- [To do]: Determine how many lines in the entries below contain the string "Normalization", matching case exactly. Give only that number.

- [Data for processing]:

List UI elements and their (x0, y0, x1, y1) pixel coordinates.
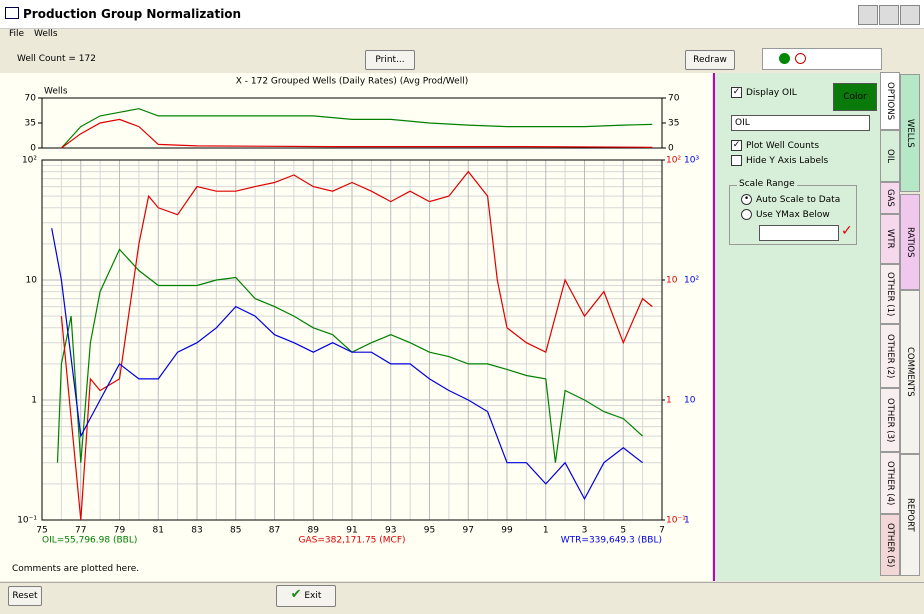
options-panel: ✓ Display OIL Color OIL ✓ Plot Well Counts… (715, 73, 880, 581)
y2-tick-label: 10 (684, 396, 696, 406)
window-title: Production Group Normalization (23, 7, 242, 21)
tab[interactable]: OIL (880, 130, 900, 182)
y-tick-label: 1 (666, 396, 672, 406)
label: Exit (304, 591, 322, 601)
x-tick-label: 93 (385, 526, 396, 536)
y2-tick-label: 1 (684, 516, 690, 526)
x-tick-label: 89 (308, 526, 320, 536)
label: Display OIL (746, 88, 797, 98)
label: Hide Y Axis Labels (746, 156, 829, 166)
chart: X - 172 Grouped Wells (Daily Rates) (Avg… (17, 77, 699, 546)
y-tick-label: 0 (30, 144, 36, 154)
title-bar: Production Group Normalization (0, 0, 924, 29)
plot-frame (41, 159, 663, 521)
side-tab[interactable]: COMMENTS (900, 290, 920, 454)
side-tab[interactable]: RATIOS (900, 194, 920, 290)
x-tick-label: 87 (269, 526, 280, 536)
footer (0, 582, 924, 614)
x-tick-label: 85 (230, 526, 241, 536)
chart-title: X - 172 Grouped Wells (Daily Rates) (Avg… (236, 77, 468, 87)
tab[interactable]: OTHER (1) (880, 264, 900, 324)
comments: Comments are plotted here. (12, 564, 140, 574)
legend-total: GAS=382,171.75 (MCF) (298, 536, 405, 546)
auto-radio[interactable]: • Auto Scale to Data (741, 194, 840, 205)
color-button[interactable]: Color (833, 83, 877, 111)
tab[interactable]: GAS (880, 182, 900, 214)
y-tick-label: 0 (668, 144, 674, 154)
x-tick-label: 99 (501, 526, 513, 536)
minimize[interactable] (858, 5, 878, 25)
maximize[interactable] (879, 5, 899, 25)
y-tick-label: 70 (25, 94, 37, 104)
ymax-radio[interactable]: Use YMax Below (741, 209, 830, 220)
x-tick-label: 95 (424, 526, 435, 536)
menu-wells[interactable]: Wells (34, 29, 58, 39)
display-checkbox[interactable]: ✓ Display OIL (731, 87, 797, 98)
apply-icon[interactable]: ✓ (841, 223, 853, 239)
x-tick-label: 3 (582, 526, 588, 536)
tab[interactable]: OTHER (2) (880, 324, 900, 388)
well-counts-checkbox[interactable]: ✓ Plot Well Counts (731, 140, 820, 151)
reset-button[interactable]: Reset (8, 586, 42, 606)
chart-area (0, 73, 712, 581)
y-tick-label: 10² (22, 156, 37, 166)
y-tick-label: 70 (668, 94, 680, 104)
hide-y-checkbox[interactable]: Hide Y Axis Labels (731, 155, 828, 166)
label: Use YMax Below (756, 210, 830, 220)
tab[interactable]: OTHER (3) (880, 388, 900, 452)
divider (713, 73, 715, 581)
x-tick-label: 97 (463, 526, 474, 536)
y-tick-label: 10⁻¹ (17, 516, 37, 526)
x-tick-label: 75 (36, 526, 47, 536)
y-tick-label: 10² (666, 156, 681, 166)
tab[interactable]: OPTIONS (880, 72, 900, 130)
tab[interactable]: OTHER (5) (880, 514, 900, 576)
legend-total: WTR=339,649.3 (BBL) (561, 536, 662, 546)
plot-frame (41, 97, 663, 149)
label: Auto Scale to Data (756, 195, 841, 205)
app-icon (5, 7, 19, 19)
icon-toolbar[interactable] (762, 48, 882, 70)
menu-file[interactable]: File (9, 29, 25, 39)
exit-button[interactable]: ✔ Exit (276, 585, 336, 607)
icon[interactable] (779, 53, 790, 64)
y-tick-label: 35 (668, 119, 679, 129)
series-line (60, 108, 653, 149)
series-line (56, 248, 644, 463)
close[interactable] (900, 5, 920, 25)
ymax-input[interactable] (759, 225, 839, 241)
y-tick-label: 10 (666, 276, 678, 286)
series-line (60, 170, 653, 521)
x-tick-label: 7 (659, 526, 665, 536)
x-tick-label: 77 (75, 526, 86, 536)
series-line (51, 228, 643, 501)
x-tick-label: 5 (620, 526, 626, 536)
x-tick-label: 91 (346, 526, 357, 536)
x-tick-label: 1 (543, 526, 549, 536)
x-tick-label: 81 (153, 526, 164, 536)
series-select[interactable]: OIL (731, 115, 870, 131)
y-tick-label: 35 (25, 119, 36, 129)
side-tab[interactable]: REPORT (900, 454, 920, 576)
series-line (61, 118, 653, 149)
label: Plot Well Counts (746, 141, 820, 151)
well-count: Well Count = 172 (17, 54, 96, 64)
x-tick-label: 83 (191, 526, 202, 536)
tab[interactable]: WTR (880, 214, 900, 264)
scale-range-label: Scale Range (737, 179, 797, 189)
side-tab[interactable]: WELLS (900, 74, 920, 192)
icon[interactable] (795, 53, 806, 64)
y2-tick-label: 10² (684, 276, 699, 286)
y-axis-label: Wells (44, 87, 68, 97)
tab[interactable]: OTHER (4) (880, 452, 900, 514)
x-tick-label: 79 (114, 526, 126, 536)
y-tick-label: 10 (26, 276, 38, 286)
y2-tick-label: 10³ (684, 156, 699, 166)
y-tick-label: 1 (31, 396, 37, 406)
legend-total: OIL=55,796.98 (BBL) (42, 536, 137, 546)
redraw-button[interactable]: Redraw (685, 50, 735, 70)
print-button[interactable]: Print... (365, 50, 415, 70)
y-tick-label: 10⁻¹ (666, 516, 686, 526)
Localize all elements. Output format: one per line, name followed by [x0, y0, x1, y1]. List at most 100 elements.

- [Problem solution]: 2